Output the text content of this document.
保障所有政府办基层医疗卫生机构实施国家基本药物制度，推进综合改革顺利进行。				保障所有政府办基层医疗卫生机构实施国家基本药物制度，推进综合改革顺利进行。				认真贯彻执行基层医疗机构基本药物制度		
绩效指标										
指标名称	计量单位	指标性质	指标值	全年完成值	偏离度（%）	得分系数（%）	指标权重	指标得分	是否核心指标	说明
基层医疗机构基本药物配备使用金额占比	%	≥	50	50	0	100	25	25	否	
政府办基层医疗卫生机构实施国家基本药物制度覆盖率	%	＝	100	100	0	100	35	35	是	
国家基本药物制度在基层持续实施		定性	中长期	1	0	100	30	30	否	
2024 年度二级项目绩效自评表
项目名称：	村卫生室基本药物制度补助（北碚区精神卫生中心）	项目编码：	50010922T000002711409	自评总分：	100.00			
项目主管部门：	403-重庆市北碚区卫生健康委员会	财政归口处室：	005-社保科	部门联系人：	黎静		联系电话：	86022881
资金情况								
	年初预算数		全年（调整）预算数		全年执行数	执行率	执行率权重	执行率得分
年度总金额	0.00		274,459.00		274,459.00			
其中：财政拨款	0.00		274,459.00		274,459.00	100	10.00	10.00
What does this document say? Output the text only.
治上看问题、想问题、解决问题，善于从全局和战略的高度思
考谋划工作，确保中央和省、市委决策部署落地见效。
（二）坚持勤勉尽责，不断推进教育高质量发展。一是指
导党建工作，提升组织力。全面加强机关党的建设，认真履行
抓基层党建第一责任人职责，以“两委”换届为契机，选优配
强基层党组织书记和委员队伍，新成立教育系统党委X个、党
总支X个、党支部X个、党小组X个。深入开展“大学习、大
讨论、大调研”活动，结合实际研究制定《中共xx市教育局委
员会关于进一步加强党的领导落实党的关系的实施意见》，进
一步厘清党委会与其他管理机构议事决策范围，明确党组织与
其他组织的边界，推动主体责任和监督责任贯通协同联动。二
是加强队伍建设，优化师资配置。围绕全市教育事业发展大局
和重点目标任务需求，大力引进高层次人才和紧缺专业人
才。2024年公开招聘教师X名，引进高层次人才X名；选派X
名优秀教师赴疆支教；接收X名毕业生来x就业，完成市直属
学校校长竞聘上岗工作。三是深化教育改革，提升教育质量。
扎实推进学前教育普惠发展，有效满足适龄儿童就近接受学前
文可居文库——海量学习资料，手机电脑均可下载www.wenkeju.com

******

- **Short task**
Every line of the records that includes the word "Output" should be gathered.

- **Completed exercise**
Output the text content of this document.
What does this document say? Output the text only.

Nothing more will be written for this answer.